--- Start Task input ---

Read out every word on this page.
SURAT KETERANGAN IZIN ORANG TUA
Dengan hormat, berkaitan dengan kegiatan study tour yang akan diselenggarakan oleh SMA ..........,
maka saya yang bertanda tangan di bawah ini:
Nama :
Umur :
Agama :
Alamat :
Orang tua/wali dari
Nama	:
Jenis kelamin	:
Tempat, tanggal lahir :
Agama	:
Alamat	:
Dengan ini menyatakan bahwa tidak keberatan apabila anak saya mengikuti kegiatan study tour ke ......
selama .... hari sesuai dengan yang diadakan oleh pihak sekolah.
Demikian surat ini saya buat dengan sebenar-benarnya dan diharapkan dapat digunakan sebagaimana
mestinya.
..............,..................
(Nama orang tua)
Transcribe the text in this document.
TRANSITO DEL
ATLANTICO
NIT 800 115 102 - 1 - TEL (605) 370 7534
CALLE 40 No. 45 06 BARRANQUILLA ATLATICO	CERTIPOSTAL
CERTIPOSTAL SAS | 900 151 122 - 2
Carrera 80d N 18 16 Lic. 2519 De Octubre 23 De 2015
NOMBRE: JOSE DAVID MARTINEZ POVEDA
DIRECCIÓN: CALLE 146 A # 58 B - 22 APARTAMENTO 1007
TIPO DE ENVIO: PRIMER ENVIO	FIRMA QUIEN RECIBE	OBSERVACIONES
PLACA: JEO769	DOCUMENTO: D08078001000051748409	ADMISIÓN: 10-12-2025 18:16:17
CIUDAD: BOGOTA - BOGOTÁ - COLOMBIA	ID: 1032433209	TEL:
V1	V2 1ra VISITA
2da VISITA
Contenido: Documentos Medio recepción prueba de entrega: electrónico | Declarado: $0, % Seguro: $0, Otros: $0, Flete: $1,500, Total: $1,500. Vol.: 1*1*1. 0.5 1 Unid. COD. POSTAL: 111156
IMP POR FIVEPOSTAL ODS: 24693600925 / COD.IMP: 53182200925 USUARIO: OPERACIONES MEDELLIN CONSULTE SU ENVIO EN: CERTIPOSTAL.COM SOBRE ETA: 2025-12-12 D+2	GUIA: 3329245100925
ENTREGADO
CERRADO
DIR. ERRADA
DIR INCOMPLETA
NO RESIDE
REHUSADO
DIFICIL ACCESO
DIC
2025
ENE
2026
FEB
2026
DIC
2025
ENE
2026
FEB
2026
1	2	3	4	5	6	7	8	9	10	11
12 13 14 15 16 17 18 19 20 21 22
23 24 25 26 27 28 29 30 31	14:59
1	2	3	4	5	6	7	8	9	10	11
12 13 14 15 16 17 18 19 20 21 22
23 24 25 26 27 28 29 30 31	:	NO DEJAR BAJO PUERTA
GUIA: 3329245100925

--- End Task input ---

Looking at the records above, tally the lines holding "ENVIO" and reply with that number only.

▶ [Answer in full]
2